WHAT IS BEING ASKED: Count every line that has the word "Internal". Give the number, without anything more.
— start of DATA ENTRIES —
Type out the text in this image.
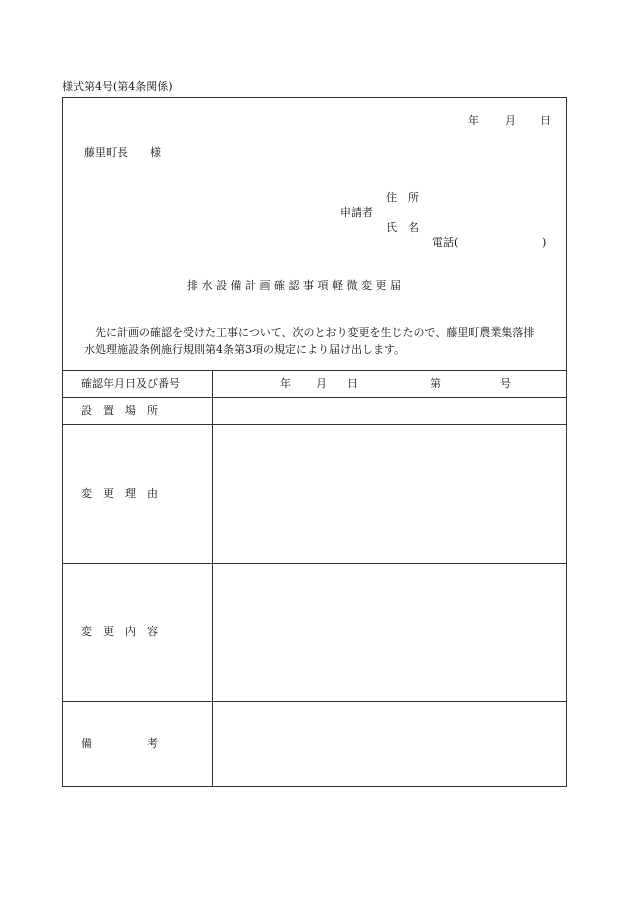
様式第4号(第4条関係)
年 月 日
藤里町長 様
住　所
申請者
氏　名
電話(	)
排 水 設 備 計 画 確 認 事 項 軽 微 変 更 届
先に計画の確認を受けた工事について、次のとおり変更を生じたので、藤里町農業集落排
水処理施設条例施行規則第4条第3項の規定により届け出します。
確認年月日及び番号	年 月 日	第	号
設　置　場　所
変　更　理　由
変　更　内　容
備　　　　　考
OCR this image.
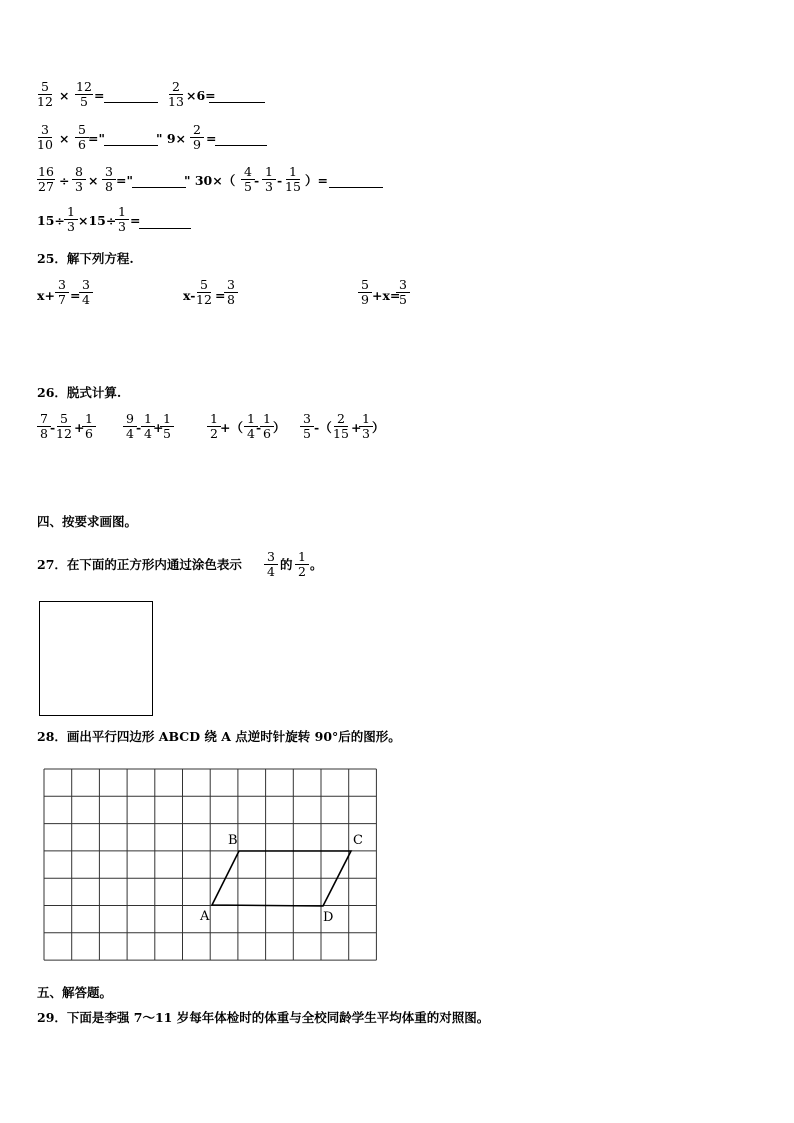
$\frac{5}{12} \times \frac{12}{5}$ =	$\frac{2}{13} \times 6=$
$\frac{3}{10} \times \frac{5}{6}$ ="	" $9\times \frac{2}{9}$ =
$\frac{16}{27} \div \frac{8}{3} \times \frac{3}{8}$ ="	" $30\times( \frac{4}{5} - \frac{1}{3} - \frac{1}{15}$ ）=
$15\div \frac{1}{3} \times 15\div$
$\frac{1}{3}$ =
25．解下列方程.
$x+ \frac{3}{7}$ =
$\frac{3}{4}$	$x- \frac{5}{12}$ =
$\frac{3}{8}$	$\frac{5}{9} +x=$
$\frac{3}{5}$
26．脱式计算.
$\frac{7}{8} - \frac{5}{12}$ +
$\frac{1}{6} \frac{9}{4} - \frac{1}{4}$
+
$\frac{1}{5}$	$\frac{1}{2}$ +（ $\frac{1}{4}$
-
$\frac{1}{6}$ ） $\frac{3}{5}$ -（ $\frac{2}{15}$ +
$\frac{1}{3}$ ）
四、按要求画图。
27．在下面的正方形内通过涂色表示 $\frac{3}{4}$ 的 $\frac{1}{2}$ 。
28．画出平行四边形 ABCD 绕 A 点逆时针旋转 90°后的图形。
A
B	C
D
五、解答题。
29．下面是李强 7～11 岁每年体检时的体重与全校同龄学生平均体重的对照图。
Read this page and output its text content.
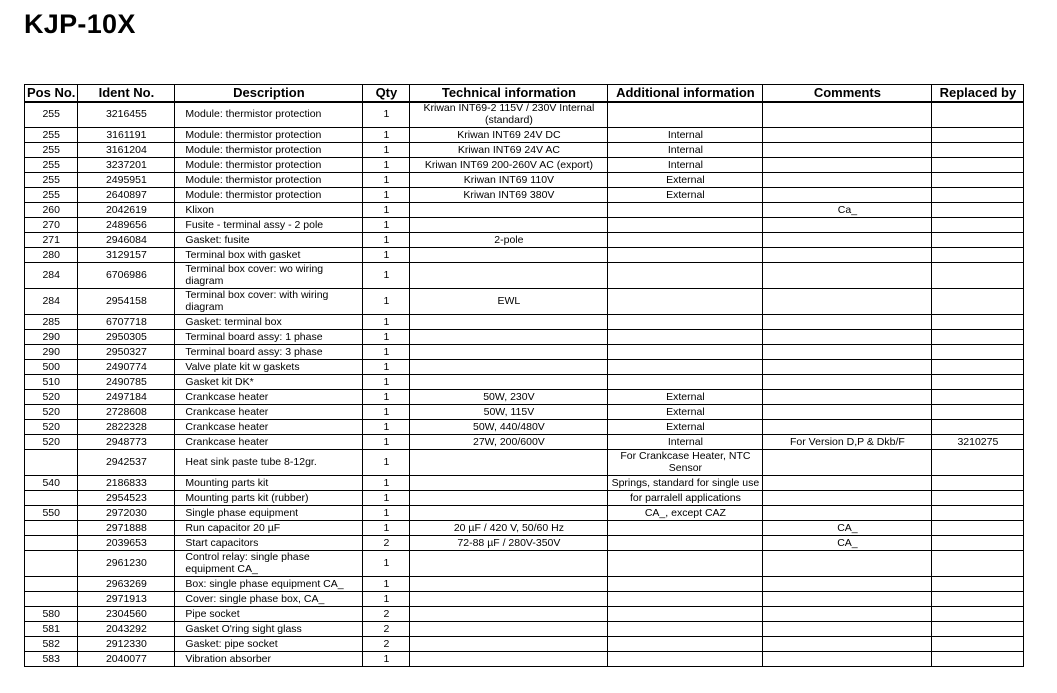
KJP-10X
Pos No.	Ident No.	Description	Qty	Technical information	Additional information	Comments	Replaced by
255	3216455	Module: thermistor protection	1	Kriwan INT69-2 115V / 230V Internal (standard)			
255	3161191	Module: thermistor protection	1	Kriwan INT69 24V DC	Internal		
255	3161204	Module: thermistor protection	1	Kriwan INT69 24V AC	Internal		
255	3237201	Module: thermistor protection	1	Kriwan INT69 200-260V AC (export)	Internal		
255	2495951	Module: thermistor protection	1	Kriwan INT69 110V	External		
255	2640897	Module: thermistor protection	1	Kriwan INT69 380V	External		
260	2042619	Klixon	1			Ca_	
270	2489656	Fusite - terminal assy - 2 pole	1				
271	2946084	Gasket: fusite	1	2-pole			
280	3129157	Terminal box with gasket	1				
284	6706986	Terminal box cover: wo wiring diagram	1				
284	2954158	Terminal box cover: with wiring diagram	1	EWL			
285	6707718	Gasket: terminal box	1				
290	2950305	Terminal board assy: 1 phase	1				
290	2950327	Terminal board assy: 3 phase	1				
500	2490774	Valve plate kit w gaskets	1				
510	2490785	Gasket kit DK*	1				
520	2497184	Crankcase heater	1	50W, 230V	External		
520	2728608	Crankcase heater	1	50W, 115V	External		
520	2822328	Crankcase heater	1	50W, 440/480V	External		
520	2948773	Crankcase heater	1	27W, 200/600V	Internal	For Version D,P & Dkb/F	3210275
	2942537	Heat sink paste tube 8-12gr.	1		For Crankcase Heater, NTC Sensor		
540	2186833	Mounting parts kit	1		Springs, standard for single use		
	2954523	Mounting parts kit (rubber)	1		for parralell applications		
550	2972030	Single phase equipment	1		CA_, except CAZ		
	2971888	Run capacitor 20 µF	1	20 µF / 420 V, 50/60 Hz		CA_	
	2039653	Start capacitors	2	72-88 µF / 280V-350V		CA_	
	2961230	Control relay: single phase equipment CA_	1				
	2963269	Box: single phase equipment CA_	1				
	2971913	Cover: single phase box, CA_	1				
580	2304560	Pipe socket	2				
581	2043292	Gasket O'ring sight glass	2				
582	2912330	Gasket: pipe socket	2				
583	2040077	Vibration absorber	1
— end of DATA ENTRIES —
TASK ANSWER: 5